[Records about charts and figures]
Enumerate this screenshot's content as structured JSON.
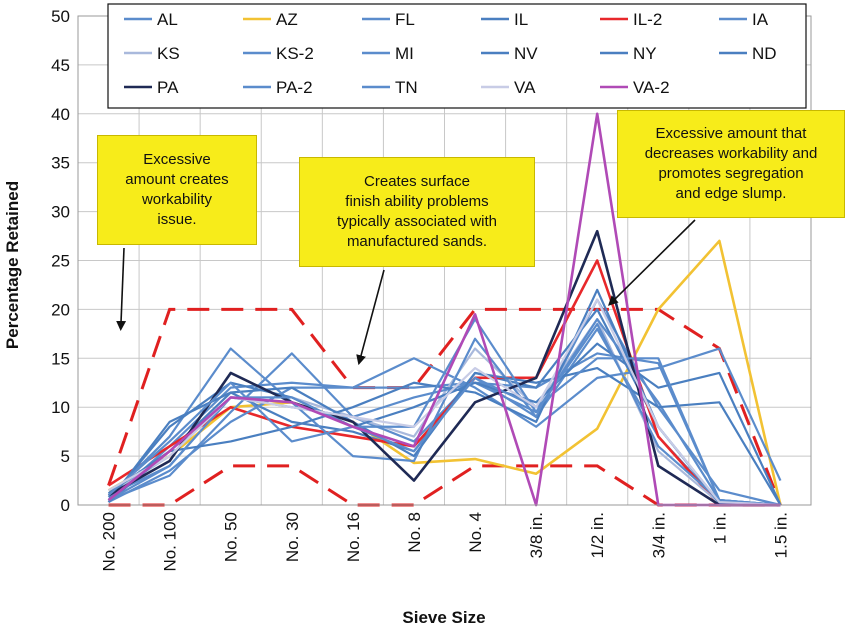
{
  "chart_data": {
    "type": "line",
    "xlabel": "Sieve Size",
    "ylabel": "Percentage Retained",
    "categories": [
      "No. 200",
      "No. 100",
      "No. 50",
      "No. 30",
      "No. 16",
      "No. 8",
      "No. 4",
      "3/8 in.",
      "1/2 in.",
      "3/4 in.",
      "1 in.",
      "1.5 in."
    ],
    "ylim": [
      0,
      50
    ],
    "yticks": [
      0,
      5,
      10,
      15,
      20,
      25,
      30,
      35,
      40,
      45,
      50
    ],
    "grid": "horizontal-and-vertical",
    "legend_position": "top",
    "series": [
      {
        "name": "AL",
        "color": "#5b8ccc",
        "values": [
          1.0,
          4.0,
          11.0,
          10.0,
          9.0,
          6.5,
          13.0,
          9.0,
          18.0,
          7.0,
          0.3,
          0.0
        ]
      },
      {
        "name": "AZ",
        "color": "#f2c233",
        "values": [
          1.5,
          5.0,
          10.0,
          10.5,
          8.5,
          4.3,
          4.7,
          3.2,
          7.8,
          20.0,
          27.0,
          0.0
        ]
      },
      {
        "name": "FL",
        "color": "#5b8ccc",
        "values": [
          0.5,
          6.0,
          12.0,
          12.5,
          12.0,
          12.0,
          12.5,
          12.0,
          15.5,
          14.5,
          0.5,
          0.0
        ]
      },
      {
        "name": "IL",
        "color": "#4a7fc0",
        "values": [
          1.2,
          5.5,
          11.5,
          8.5,
          7.5,
          5.5,
          13.5,
          12.0,
          20.0,
          8.0,
          0.3,
          0.0
        ]
      },
      {
        "name": "IL-2",
        "color": "#e8282b",
        "values": [
          2.0,
          6.0,
          10.0,
          8.0,
          7.0,
          6.0,
          13.0,
          13.0,
          25.0,
          7.0,
          0.0,
          0.0
        ]
      },
      {
        "name": "IA",
        "color": "#5b8ccc",
        "values": [
          0.3,
          3.5,
          8.5,
          12.0,
          12.0,
          15.0,
          12.0,
          8.0,
          13.0,
          14.0,
          16.0,
          2.5
        ]
      },
      {
        "name": "KS",
        "color": "#a9b9dc",
        "values": [
          1.0,
          5.0,
          11.0,
          11.0,
          9.0,
          7.0,
          16.0,
          10.0,
          19.0,
          5.5,
          0.2,
          0.0
        ]
      },
      {
        "name": "KS-2",
        "color": "#5b8ccc",
        "values": [
          0.8,
          7.0,
          16.0,
          10.5,
          5.0,
          4.5,
          17.0,
          9.0,
          21.0,
          10.0,
          1.5,
          0.0
        ]
      },
      {
        "name": "MI",
        "color": "#5b8ccc",
        "values": [
          0.5,
          3.0,
          9.5,
          15.5,
          9.0,
          11.0,
          12.5,
          9.5,
          19.0,
          10.5,
          0.5,
          0.0
        ]
      },
      {
        "name": "NV",
        "color": "#4a7fc0",
        "values": [
          0.3,
          5.5,
          6.5,
          8.0,
          10.0,
          12.5,
          11.5,
          8.5,
          22.0,
          8.0,
          0.2,
          0.0
        ]
      },
      {
        "name": "NY",
        "color": "#4a7fc0",
        "values": [
          0.5,
          8.0,
          12.5,
          11.0,
          8.0,
          10.0,
          12.5,
          10.5,
          16.5,
          12.0,
          13.5,
          0.0
        ]
      },
      {
        "name": "ND",
        "color": "#4a7fc0",
        "values": [
          0.3,
          8.5,
          11.5,
          12.0,
          8.5,
          5.0,
          13.5,
          12.5,
          14.0,
          10.0,
          10.5,
          0.0
        ]
      },
      {
        "name": "PA",
        "color": "#1f2a55",
        "values": [
          1.0,
          4.5,
          13.5,
          10.5,
          8.5,
          2.5,
          10.5,
          13.0,
          28.0,
          4.0,
          0.0,
          0.0
        ]
      },
      {
        "name": "PA-2",
        "color": "#5b8ccc",
        "values": [
          0.5,
          4.0,
          11.0,
          11.0,
          8.0,
          5.5,
          13.0,
          10.0,
          15.0,
          15.0,
          0.5,
          0.0
        ]
      },
      {
        "name": "TN",
        "color": "#5b8ccc",
        "values": [
          1.0,
          6.5,
          12.5,
          6.5,
          8.0,
          8.0,
          19.0,
          9.5,
          18.5,
          6.0,
          0.5,
          0.0
        ]
      },
      {
        "name": "VA",
        "color": "#c8cce6",
        "values": [
          1.5,
          5.0,
          11.0,
          10.0,
          9.0,
          8.0,
          14.0,
          10.0,
          21.0,
          8.0,
          0.3,
          0.0
        ]
      },
      {
        "name": "VA-2",
        "color": "#b04ab6",
        "values": [
          0.5,
          5.5,
          11.0,
          10.5,
          8.0,
          6.0,
          19.5,
          0.0,
          40.0,
          0.0,
          0.0,
          0.0
        ]
      }
    ],
    "limits": {
      "color": "#e02020",
      "upper": [
        2,
        20,
        20,
        20,
        12,
        12,
        20,
        20,
        20,
        20,
        16,
        0
      ],
      "lower": [
        0,
        0,
        4,
        4,
        0,
        0,
        4,
        4,
        4,
        0,
        0,
        0
      ]
    },
    "annotations": [
      {
        "text": [
          "Excessive",
          "amount creates",
          "workability",
          "issue."
        ],
        "arrow_to": {
          "x": 0.7,
          "y": 18
        }
      },
      {
        "text": [
          "Creates surface",
          "finish ability problems",
          "typically associated with",
          "manufactured sands."
        ],
        "arrow_to": {
          "x": 4.6,
          "y": 14.5
        }
      },
      {
        "text": [
          "Excessive amount that",
          "decreases workability and",
          "promotes segregation",
          "and edge slump."
        ],
        "arrow_to": {
          "x": 8.7,
          "y": 20.5
        }
      }
    ]
  }
}
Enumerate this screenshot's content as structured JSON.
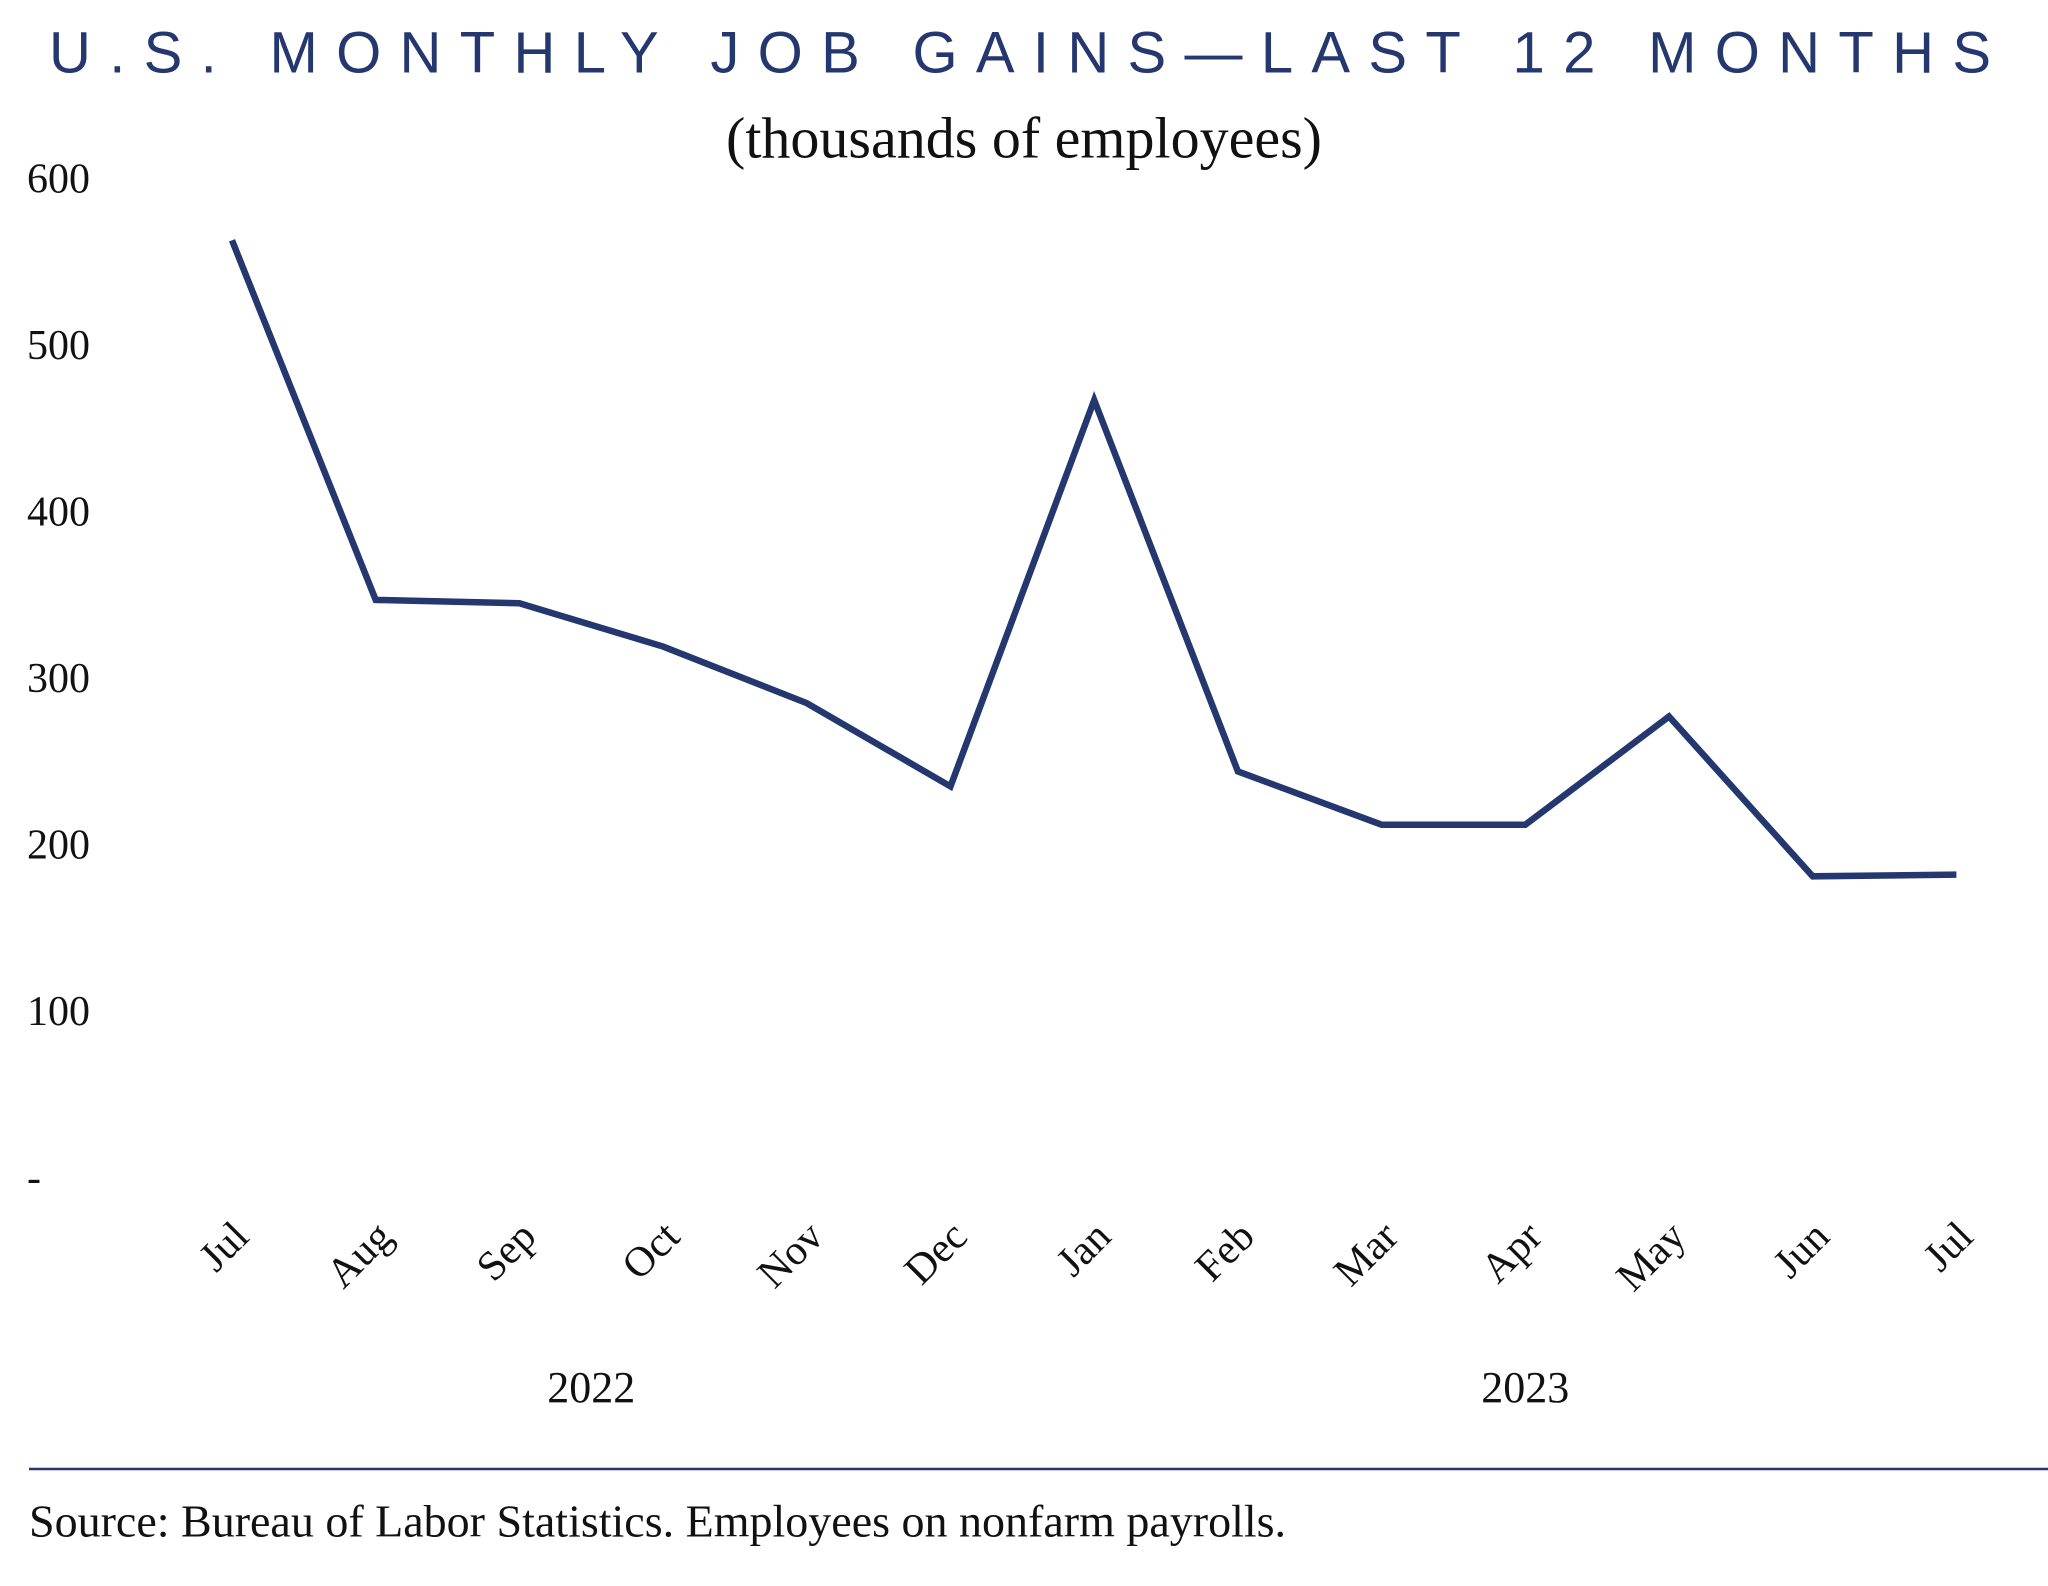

(Set exercise):
Of all the lines in the data above, state how many include "amount". Say only the number.

(Result for this exercise):
2